## Exercise objective
In the data below, how many lines contain the string "page", with case counting? Reply with the number alone.

## Data for the task
+===+
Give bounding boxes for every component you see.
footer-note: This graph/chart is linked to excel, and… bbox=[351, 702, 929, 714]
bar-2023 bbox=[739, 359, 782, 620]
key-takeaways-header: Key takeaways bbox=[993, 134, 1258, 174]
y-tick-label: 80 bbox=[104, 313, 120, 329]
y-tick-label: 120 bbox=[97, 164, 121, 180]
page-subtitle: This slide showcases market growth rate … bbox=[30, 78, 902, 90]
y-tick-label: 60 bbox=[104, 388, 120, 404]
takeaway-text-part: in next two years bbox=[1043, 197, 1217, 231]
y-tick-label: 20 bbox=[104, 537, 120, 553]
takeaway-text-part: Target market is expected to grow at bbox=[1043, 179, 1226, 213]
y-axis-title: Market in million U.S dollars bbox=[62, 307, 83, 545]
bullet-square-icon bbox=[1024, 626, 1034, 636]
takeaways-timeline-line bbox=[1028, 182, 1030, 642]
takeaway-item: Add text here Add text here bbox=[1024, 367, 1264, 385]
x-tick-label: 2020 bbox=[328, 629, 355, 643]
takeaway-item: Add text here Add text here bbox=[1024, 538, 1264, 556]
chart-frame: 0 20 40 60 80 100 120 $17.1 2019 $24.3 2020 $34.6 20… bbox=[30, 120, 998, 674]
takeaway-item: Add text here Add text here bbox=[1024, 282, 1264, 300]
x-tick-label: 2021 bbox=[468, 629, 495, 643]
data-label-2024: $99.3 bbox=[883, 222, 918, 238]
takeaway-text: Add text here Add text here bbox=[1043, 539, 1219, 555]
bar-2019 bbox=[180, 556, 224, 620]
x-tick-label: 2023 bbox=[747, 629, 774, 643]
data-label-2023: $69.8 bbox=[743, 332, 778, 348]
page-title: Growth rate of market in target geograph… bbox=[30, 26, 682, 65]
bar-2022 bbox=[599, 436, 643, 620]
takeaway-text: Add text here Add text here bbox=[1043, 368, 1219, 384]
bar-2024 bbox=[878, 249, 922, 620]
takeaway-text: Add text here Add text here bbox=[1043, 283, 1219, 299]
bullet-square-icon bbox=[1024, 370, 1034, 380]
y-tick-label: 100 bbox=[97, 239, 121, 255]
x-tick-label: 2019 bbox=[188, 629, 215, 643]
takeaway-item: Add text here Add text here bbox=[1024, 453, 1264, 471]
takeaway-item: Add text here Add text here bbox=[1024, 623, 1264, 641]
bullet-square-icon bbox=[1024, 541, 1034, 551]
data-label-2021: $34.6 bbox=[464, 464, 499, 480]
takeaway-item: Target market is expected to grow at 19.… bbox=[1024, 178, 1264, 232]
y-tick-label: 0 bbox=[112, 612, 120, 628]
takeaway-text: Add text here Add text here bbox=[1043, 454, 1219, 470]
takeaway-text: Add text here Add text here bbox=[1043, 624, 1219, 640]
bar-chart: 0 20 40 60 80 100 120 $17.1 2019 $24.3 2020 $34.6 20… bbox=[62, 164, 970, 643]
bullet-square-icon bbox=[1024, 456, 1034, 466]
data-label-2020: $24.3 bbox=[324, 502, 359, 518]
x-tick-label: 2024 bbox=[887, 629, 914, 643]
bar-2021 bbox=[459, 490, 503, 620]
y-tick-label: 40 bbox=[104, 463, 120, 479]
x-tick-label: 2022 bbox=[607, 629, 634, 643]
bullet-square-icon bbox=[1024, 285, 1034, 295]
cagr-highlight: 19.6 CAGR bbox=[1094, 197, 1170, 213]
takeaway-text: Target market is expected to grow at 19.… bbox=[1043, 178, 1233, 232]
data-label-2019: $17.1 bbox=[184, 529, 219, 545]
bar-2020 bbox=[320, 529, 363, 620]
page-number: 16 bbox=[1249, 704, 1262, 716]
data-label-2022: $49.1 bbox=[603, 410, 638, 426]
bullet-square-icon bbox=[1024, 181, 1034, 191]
+===+
## The completed task
3